-- Begin --

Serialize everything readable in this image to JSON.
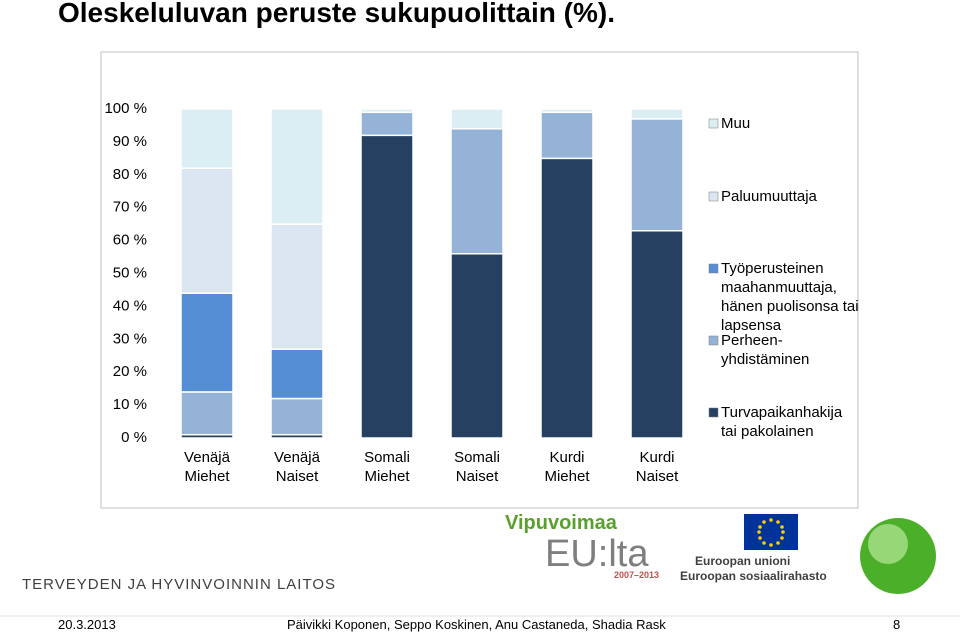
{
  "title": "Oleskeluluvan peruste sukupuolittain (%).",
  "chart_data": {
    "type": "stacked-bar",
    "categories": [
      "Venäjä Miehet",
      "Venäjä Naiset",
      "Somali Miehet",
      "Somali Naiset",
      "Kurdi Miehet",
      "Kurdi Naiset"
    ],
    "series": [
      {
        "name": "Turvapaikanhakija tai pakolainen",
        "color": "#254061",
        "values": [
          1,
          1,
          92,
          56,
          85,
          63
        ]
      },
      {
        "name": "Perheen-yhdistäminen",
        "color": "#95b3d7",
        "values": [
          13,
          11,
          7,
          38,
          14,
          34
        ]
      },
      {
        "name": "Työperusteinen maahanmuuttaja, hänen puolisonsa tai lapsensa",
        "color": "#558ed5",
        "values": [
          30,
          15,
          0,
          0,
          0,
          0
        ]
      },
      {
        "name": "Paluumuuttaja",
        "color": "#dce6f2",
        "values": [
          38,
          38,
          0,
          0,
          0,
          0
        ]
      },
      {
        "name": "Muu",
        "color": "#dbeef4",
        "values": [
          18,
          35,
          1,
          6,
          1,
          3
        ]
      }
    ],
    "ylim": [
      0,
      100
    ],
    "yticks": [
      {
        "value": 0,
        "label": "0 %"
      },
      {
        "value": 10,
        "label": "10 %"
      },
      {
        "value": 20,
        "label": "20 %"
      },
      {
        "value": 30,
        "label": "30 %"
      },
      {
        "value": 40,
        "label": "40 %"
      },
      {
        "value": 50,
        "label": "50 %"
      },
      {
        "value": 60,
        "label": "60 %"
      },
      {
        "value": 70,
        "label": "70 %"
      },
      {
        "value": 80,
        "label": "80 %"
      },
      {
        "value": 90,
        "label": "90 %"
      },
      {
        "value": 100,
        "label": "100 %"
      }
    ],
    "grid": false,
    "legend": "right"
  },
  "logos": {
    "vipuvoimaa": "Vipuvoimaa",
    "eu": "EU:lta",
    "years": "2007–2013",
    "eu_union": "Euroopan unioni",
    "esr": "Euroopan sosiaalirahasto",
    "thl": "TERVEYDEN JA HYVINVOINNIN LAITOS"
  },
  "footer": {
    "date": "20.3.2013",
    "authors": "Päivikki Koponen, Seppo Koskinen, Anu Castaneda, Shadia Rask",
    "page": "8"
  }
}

-- End --
-- Begin --

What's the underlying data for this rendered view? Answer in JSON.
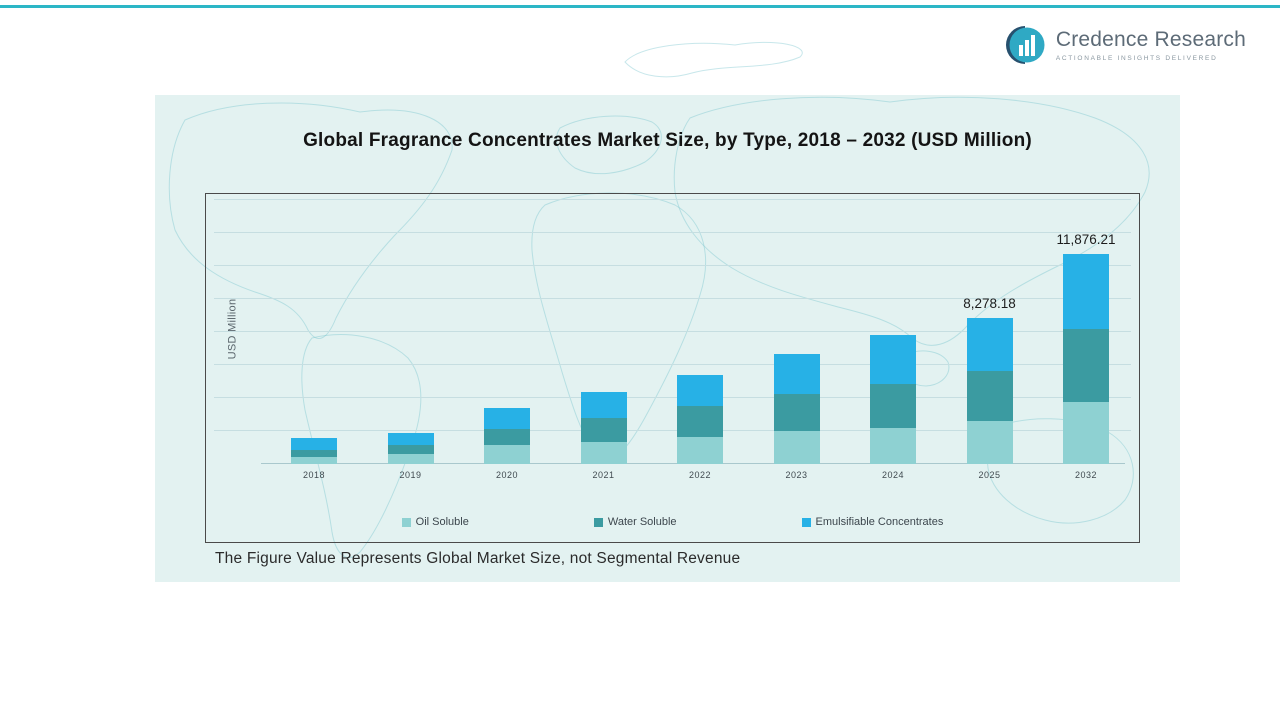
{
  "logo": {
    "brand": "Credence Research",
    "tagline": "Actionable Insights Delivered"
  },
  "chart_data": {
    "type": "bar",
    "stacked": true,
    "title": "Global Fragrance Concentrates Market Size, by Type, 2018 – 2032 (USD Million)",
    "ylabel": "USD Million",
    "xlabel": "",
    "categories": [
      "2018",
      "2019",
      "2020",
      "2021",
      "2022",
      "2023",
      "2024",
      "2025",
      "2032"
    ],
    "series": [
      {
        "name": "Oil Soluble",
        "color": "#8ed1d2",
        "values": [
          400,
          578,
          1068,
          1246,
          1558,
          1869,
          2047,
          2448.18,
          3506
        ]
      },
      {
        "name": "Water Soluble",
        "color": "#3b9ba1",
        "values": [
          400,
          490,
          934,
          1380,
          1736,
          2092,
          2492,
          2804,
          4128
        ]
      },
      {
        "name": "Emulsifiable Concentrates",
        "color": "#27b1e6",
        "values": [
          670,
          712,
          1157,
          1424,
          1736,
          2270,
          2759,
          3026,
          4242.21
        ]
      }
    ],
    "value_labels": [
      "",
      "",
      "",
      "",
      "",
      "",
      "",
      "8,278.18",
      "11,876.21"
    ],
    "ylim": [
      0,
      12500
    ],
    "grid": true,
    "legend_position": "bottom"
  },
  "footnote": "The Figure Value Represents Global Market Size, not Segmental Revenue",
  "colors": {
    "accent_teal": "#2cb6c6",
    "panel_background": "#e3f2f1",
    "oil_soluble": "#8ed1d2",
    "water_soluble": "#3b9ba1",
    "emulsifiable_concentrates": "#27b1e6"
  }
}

-- End --

> _WHAT IS NEEDED_:
Find the string "JSON" in the listing and return every line that holds it.

> _RIGHT ANSWER_:
Serialize everything readable in this image to JSON.
What's the underlying data for this rendered view? Answer in JSON.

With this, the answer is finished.